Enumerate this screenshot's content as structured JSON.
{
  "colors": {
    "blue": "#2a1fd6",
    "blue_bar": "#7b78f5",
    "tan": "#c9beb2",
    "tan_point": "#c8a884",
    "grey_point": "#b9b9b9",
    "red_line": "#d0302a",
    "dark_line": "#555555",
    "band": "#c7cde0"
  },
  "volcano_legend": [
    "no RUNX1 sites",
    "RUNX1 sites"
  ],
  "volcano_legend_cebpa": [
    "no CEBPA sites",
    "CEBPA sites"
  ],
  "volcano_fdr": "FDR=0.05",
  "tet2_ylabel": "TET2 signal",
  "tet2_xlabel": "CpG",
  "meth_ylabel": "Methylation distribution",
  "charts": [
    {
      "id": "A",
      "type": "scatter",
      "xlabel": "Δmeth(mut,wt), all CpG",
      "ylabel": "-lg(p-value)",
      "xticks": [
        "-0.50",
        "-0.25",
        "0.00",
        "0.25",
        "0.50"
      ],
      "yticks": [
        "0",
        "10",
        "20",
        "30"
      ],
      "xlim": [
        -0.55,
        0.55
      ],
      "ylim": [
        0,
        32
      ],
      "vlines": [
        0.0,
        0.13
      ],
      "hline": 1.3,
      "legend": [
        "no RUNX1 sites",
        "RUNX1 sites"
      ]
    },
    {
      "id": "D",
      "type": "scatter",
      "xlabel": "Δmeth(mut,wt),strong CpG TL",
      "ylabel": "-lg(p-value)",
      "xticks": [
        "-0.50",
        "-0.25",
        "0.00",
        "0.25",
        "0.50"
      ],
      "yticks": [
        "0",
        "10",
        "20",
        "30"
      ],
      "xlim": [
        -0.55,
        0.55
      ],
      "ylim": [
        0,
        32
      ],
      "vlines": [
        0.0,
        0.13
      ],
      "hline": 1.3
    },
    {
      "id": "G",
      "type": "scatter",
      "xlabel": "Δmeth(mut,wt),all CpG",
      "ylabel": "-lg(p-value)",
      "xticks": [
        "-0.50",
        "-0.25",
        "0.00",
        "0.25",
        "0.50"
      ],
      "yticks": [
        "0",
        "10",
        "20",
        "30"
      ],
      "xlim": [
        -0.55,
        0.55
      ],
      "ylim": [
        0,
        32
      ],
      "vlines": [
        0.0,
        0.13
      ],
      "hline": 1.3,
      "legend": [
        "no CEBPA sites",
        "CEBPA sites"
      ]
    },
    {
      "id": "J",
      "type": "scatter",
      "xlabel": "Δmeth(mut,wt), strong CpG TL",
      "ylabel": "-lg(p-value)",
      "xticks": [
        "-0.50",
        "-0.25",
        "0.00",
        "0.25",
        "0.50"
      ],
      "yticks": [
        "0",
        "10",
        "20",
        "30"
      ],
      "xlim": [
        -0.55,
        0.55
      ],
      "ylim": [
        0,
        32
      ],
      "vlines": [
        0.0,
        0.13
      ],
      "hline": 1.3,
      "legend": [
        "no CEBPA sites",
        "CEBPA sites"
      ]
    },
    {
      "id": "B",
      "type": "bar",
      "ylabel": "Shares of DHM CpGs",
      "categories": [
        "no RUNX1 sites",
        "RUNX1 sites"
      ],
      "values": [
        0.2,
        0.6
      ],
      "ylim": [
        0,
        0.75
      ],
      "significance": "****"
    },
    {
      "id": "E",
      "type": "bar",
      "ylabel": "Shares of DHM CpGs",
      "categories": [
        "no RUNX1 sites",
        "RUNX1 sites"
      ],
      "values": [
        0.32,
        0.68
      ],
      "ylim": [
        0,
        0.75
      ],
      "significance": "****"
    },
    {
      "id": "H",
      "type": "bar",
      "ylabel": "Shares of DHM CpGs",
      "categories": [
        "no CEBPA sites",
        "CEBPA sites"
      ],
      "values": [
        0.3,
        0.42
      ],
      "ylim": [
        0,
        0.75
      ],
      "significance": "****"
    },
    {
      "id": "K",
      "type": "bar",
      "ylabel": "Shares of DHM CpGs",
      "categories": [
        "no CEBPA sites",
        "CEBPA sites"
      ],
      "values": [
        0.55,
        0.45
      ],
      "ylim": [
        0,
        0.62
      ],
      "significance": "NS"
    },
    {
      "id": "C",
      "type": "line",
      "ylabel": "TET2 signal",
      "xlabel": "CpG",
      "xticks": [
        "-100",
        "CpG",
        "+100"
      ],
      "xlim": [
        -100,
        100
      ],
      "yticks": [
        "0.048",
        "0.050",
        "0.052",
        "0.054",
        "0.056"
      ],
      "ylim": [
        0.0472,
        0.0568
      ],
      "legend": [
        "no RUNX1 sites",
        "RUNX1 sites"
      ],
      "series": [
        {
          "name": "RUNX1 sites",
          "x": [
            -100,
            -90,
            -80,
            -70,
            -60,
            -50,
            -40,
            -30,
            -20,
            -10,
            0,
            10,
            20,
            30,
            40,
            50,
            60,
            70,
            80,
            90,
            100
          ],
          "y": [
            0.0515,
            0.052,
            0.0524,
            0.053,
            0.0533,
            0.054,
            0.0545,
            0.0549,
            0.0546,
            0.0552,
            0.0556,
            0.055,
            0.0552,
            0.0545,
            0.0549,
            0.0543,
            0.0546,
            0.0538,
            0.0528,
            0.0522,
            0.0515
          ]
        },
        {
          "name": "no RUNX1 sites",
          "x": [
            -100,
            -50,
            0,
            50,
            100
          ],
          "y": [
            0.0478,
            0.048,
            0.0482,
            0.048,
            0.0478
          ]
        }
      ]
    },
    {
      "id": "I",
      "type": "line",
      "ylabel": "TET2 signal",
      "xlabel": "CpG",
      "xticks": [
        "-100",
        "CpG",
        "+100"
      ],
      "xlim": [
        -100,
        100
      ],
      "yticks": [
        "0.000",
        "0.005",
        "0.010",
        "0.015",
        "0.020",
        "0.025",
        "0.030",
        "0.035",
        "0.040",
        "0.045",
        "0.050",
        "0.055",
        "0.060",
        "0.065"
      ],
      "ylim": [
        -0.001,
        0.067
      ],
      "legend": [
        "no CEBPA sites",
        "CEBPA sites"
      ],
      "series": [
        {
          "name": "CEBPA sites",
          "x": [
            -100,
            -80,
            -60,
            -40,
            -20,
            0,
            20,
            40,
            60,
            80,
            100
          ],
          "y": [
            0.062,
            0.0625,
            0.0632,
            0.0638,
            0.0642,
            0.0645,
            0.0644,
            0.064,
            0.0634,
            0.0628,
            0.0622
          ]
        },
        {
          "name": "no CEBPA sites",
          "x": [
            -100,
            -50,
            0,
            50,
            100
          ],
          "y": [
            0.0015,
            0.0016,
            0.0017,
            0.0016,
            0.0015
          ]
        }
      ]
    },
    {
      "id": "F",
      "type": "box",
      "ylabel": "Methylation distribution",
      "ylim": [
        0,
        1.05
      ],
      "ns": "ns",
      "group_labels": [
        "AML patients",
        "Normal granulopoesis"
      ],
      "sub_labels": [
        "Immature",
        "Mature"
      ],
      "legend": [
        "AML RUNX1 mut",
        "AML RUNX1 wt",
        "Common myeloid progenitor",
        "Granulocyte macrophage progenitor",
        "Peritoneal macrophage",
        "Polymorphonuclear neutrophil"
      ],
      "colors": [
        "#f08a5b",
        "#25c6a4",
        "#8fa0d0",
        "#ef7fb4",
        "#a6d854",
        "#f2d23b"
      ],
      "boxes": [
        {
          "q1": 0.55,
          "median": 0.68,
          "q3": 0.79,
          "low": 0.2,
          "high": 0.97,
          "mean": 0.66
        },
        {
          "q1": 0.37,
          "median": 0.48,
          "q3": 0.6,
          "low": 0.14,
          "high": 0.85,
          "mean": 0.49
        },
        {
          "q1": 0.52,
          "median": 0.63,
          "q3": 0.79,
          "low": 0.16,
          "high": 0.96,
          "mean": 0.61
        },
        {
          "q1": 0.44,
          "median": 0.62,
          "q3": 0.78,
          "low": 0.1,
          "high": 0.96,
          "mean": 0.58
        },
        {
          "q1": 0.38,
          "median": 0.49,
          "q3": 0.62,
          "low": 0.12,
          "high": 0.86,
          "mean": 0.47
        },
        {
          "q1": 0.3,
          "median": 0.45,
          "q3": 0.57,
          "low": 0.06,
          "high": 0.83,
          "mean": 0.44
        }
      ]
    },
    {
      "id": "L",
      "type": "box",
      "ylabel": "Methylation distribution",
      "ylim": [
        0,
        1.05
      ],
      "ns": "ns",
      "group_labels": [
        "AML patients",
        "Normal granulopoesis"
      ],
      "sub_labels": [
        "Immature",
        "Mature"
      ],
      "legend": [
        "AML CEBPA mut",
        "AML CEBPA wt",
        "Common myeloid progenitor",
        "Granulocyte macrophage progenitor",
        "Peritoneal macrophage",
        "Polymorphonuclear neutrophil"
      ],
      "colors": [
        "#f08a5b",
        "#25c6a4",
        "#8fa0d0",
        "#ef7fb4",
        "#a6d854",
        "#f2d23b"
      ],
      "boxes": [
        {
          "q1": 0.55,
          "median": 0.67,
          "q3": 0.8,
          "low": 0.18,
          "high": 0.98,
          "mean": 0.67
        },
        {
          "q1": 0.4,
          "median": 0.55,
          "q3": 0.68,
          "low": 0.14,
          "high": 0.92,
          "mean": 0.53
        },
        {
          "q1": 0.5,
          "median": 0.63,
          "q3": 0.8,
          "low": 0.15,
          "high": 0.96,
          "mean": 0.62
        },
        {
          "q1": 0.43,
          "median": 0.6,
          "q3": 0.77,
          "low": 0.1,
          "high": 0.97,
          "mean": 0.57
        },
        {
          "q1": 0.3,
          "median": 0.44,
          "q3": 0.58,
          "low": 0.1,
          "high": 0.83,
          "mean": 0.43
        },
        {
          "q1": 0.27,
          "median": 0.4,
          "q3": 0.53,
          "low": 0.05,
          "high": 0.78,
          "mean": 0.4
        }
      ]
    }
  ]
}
══════════════════════════════
Instructions to follow: From the entries above, tally every line holding the string "name". Give only the count.

Task solution: 4